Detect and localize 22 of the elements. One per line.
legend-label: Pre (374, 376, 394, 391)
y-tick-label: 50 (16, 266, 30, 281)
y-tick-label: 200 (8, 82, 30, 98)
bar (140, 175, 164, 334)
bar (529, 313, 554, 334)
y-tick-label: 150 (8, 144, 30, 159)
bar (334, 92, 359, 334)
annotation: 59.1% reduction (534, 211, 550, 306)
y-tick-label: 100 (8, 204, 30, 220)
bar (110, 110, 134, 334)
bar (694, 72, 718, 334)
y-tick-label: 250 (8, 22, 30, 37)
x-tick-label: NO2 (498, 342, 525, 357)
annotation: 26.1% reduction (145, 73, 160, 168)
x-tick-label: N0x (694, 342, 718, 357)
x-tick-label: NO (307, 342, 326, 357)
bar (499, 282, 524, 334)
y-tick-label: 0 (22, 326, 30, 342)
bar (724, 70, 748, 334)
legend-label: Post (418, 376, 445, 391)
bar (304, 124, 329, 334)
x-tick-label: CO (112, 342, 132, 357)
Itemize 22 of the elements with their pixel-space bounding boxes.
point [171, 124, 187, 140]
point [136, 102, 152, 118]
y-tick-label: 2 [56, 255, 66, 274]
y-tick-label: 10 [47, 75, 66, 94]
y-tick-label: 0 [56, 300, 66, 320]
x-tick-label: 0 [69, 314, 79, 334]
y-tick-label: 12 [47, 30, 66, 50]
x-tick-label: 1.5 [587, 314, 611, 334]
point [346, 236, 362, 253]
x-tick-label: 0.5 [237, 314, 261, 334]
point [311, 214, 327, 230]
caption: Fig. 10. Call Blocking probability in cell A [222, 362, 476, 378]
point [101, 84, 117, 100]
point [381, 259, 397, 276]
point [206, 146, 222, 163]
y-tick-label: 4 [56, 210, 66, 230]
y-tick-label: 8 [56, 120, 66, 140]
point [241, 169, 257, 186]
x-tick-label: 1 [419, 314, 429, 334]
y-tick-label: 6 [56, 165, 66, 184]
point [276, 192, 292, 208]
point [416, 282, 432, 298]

◆ ◆ ◆ ◆ ◆

Work instructions> Copy the material word for word, from its first line through the line that contains "point [241, 169, 257, 186]", keeping that line too.

Correct answer>
Detect and localize 22 of the elements. One per line.
legend-label: Pre (374, 376, 394, 391)
y-tick-label: 50 (16, 266, 30, 281)
y-tick-label: 200 (8, 82, 30, 98)
bar (140, 175, 164, 334)
bar (529, 313, 554, 334)
y-tick-label: 150 (8, 144, 30, 159)
bar (334, 92, 359, 334)
annotation: 59.1% reduction (534, 211, 550, 306)
y-tick-label: 100 (8, 204, 30, 220)
bar (110, 110, 134, 334)
bar (694, 72, 718, 334)
y-tick-label: 250 (8, 22, 30, 37)
x-tick-label: NO2 (498, 342, 525, 357)
annotation: 26.1% reduction (145, 73, 160, 168)
x-tick-label: N0x (694, 342, 718, 357)
x-tick-label: NO (307, 342, 326, 357)
bar (499, 282, 524, 334)
y-tick-label: 0 (22, 326, 30, 342)
bar (724, 70, 748, 334)
legend-label: Post (418, 376, 445, 391)
bar (304, 124, 329, 334)
x-tick-label: CO (112, 342, 132, 357)
Itemize 22 of the elements with their pixel-space bounding boxes.
point [171, 124, 187, 140]
point [136, 102, 152, 118]
y-tick-label: 2 [56, 255, 66, 274]
y-tick-label: 10 [47, 75, 66, 94]
y-tick-label: 0 [56, 300, 66, 320]
x-tick-label: 0 [69, 314, 79, 334]
y-tick-label: 12 [47, 30, 66, 50]
x-tick-label: 1.5 [587, 314, 611, 334]
point [346, 236, 362, 253]
x-tick-label: 0.5 [237, 314, 261, 334]
point [311, 214, 327, 230]
caption: Fig. 10. Call Blocking probability in cell A [222, 362, 476, 378]
point [101, 84, 117, 100]
point [381, 259, 397, 276]
point [206, 146, 222, 163]
y-tick-label: 4 [56, 210, 66, 230]
y-tick-label: 8 [56, 120, 66, 140]
point [241, 169, 257, 186]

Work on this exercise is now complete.